**To be done**
Pick out every line in the data below that holds "structured".

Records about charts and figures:
*-*-*
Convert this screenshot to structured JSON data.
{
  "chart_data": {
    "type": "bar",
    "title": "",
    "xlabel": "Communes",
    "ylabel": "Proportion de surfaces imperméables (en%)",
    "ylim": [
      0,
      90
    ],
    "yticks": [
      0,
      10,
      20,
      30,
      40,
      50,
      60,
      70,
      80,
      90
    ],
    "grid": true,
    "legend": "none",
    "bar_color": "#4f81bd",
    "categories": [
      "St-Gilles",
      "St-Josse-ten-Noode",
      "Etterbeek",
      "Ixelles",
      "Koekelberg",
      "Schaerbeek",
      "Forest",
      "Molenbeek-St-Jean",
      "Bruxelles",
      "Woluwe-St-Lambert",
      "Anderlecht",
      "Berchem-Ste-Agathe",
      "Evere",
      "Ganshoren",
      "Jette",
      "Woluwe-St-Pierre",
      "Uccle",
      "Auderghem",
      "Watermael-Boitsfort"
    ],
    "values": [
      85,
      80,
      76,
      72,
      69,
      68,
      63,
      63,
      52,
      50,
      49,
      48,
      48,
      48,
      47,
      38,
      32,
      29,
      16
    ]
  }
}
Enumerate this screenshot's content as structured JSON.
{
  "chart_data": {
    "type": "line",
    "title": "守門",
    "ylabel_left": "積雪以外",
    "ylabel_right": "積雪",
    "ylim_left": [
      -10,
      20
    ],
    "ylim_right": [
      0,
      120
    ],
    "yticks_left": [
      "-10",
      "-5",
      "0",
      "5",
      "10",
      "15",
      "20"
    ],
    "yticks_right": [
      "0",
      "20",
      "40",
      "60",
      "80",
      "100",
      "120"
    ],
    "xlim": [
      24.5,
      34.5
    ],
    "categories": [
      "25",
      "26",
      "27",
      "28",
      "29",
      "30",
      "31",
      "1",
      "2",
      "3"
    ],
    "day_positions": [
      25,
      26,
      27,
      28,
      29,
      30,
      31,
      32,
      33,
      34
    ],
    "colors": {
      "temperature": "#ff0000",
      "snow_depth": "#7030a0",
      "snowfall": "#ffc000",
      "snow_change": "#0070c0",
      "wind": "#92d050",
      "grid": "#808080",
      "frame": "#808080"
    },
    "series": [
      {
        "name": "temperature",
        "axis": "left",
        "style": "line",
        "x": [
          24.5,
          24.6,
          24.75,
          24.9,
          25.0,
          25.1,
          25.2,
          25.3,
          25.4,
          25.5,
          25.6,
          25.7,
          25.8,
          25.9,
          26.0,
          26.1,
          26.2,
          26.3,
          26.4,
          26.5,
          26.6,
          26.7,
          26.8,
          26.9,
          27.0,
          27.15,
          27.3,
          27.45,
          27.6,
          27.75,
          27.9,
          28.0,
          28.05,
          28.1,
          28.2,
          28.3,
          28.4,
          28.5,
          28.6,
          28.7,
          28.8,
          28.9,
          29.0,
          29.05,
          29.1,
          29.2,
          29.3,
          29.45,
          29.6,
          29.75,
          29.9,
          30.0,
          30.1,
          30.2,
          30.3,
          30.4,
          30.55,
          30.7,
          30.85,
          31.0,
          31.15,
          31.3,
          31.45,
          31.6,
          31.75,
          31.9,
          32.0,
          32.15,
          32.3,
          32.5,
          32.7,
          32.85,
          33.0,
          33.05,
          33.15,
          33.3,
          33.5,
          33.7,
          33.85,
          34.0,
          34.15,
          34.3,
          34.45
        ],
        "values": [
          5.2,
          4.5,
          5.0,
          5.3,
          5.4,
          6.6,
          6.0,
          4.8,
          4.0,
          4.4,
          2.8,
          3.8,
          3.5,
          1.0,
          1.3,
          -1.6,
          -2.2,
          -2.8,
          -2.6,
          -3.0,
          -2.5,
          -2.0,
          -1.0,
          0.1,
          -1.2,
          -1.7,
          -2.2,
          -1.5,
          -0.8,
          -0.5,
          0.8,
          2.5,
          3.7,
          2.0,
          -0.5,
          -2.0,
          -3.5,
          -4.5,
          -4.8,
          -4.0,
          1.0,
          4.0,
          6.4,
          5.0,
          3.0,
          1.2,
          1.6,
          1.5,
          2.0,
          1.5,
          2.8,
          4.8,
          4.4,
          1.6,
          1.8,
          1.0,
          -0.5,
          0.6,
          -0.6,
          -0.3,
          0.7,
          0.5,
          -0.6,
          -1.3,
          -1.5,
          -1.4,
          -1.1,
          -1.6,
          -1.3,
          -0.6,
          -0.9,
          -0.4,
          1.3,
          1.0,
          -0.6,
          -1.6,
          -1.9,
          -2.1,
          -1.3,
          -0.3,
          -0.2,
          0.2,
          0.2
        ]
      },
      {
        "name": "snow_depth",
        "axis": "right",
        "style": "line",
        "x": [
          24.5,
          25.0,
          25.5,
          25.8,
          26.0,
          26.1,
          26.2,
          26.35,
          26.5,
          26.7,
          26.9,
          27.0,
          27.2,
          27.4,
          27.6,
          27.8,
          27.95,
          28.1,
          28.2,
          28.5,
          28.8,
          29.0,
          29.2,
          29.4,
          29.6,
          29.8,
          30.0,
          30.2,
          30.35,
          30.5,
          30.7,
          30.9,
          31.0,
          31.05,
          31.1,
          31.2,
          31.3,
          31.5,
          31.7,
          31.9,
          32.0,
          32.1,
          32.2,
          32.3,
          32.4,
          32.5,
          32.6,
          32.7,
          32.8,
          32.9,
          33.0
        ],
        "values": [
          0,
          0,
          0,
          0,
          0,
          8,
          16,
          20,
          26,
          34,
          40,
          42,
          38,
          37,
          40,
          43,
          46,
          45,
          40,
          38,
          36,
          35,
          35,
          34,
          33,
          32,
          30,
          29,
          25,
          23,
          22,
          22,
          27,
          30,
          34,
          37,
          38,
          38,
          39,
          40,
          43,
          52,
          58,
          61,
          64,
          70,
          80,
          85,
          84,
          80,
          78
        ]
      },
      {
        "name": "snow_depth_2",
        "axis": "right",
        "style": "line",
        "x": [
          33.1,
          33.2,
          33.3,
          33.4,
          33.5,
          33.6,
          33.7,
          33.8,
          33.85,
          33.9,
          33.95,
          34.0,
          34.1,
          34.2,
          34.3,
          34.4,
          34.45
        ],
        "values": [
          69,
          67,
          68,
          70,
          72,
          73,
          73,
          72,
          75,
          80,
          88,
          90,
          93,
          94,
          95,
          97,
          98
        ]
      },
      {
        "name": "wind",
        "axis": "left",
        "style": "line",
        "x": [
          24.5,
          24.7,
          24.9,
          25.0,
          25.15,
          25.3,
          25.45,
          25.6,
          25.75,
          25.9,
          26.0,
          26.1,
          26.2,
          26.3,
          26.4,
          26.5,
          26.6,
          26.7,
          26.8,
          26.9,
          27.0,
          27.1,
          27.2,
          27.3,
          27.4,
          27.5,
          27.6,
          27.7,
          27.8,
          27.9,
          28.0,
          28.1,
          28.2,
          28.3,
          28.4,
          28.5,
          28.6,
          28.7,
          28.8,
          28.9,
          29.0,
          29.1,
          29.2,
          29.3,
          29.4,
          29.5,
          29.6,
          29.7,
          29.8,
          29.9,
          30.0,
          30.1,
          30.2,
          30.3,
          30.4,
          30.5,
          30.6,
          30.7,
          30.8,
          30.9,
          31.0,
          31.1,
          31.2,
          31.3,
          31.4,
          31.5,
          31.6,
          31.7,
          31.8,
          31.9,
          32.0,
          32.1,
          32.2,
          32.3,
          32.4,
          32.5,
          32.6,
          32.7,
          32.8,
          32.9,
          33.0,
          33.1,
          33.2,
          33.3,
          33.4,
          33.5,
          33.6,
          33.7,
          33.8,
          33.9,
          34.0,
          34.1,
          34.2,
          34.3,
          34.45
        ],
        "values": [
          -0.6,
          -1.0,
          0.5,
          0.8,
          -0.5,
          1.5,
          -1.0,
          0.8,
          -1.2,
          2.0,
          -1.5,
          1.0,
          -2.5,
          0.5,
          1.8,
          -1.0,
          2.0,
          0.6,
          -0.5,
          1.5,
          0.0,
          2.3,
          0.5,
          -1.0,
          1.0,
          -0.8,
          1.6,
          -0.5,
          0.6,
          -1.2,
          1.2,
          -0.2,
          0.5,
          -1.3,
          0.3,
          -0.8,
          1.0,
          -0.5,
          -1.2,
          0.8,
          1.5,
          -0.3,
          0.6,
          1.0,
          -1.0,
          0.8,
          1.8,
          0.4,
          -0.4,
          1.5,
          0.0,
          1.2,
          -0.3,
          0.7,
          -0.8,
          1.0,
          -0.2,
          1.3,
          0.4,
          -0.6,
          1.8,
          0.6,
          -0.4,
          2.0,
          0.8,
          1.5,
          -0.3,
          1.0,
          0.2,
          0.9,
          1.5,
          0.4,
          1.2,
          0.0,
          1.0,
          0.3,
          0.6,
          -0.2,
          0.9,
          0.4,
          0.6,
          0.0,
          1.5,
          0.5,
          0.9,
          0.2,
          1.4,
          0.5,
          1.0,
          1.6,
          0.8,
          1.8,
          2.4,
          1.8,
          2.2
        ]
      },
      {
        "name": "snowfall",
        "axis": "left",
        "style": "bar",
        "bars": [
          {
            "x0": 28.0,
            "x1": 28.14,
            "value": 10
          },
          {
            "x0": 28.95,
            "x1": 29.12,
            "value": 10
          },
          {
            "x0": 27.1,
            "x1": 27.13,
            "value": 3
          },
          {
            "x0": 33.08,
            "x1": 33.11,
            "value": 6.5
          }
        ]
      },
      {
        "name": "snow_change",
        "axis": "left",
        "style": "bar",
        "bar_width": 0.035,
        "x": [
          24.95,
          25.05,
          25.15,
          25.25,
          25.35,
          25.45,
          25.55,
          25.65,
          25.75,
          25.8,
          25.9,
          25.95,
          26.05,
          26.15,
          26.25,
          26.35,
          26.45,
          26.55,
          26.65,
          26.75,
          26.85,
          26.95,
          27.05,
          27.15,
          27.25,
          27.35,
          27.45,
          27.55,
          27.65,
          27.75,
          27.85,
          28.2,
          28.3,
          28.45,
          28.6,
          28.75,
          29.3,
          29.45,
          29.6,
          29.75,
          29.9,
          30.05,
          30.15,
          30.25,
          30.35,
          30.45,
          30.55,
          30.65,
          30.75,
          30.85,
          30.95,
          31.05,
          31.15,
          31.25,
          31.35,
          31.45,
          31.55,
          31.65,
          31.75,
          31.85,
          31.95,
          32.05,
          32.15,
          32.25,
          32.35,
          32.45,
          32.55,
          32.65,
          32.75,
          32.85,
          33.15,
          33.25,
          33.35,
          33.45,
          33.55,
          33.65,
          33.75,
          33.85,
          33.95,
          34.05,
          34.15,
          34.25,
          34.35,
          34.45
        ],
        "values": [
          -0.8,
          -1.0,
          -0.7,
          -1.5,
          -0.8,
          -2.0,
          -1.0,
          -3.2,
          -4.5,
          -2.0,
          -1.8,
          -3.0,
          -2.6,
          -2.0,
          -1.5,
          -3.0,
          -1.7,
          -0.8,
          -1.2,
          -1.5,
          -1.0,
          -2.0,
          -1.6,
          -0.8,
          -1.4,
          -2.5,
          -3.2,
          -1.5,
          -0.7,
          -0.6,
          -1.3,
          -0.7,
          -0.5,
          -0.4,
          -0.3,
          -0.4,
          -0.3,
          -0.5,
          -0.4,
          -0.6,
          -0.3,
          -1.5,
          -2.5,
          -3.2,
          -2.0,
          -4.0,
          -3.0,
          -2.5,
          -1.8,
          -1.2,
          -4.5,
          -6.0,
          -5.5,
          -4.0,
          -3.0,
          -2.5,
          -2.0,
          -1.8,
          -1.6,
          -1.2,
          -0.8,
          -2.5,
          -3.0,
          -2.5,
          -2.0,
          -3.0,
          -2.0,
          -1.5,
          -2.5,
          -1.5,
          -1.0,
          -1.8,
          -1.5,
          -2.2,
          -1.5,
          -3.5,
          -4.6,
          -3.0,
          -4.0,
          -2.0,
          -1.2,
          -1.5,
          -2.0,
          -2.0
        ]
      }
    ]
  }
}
*-*-*
**Expected output**
Convert this screenshot to structured JSON data.
Enumerate this screenshot's content as structured JSON.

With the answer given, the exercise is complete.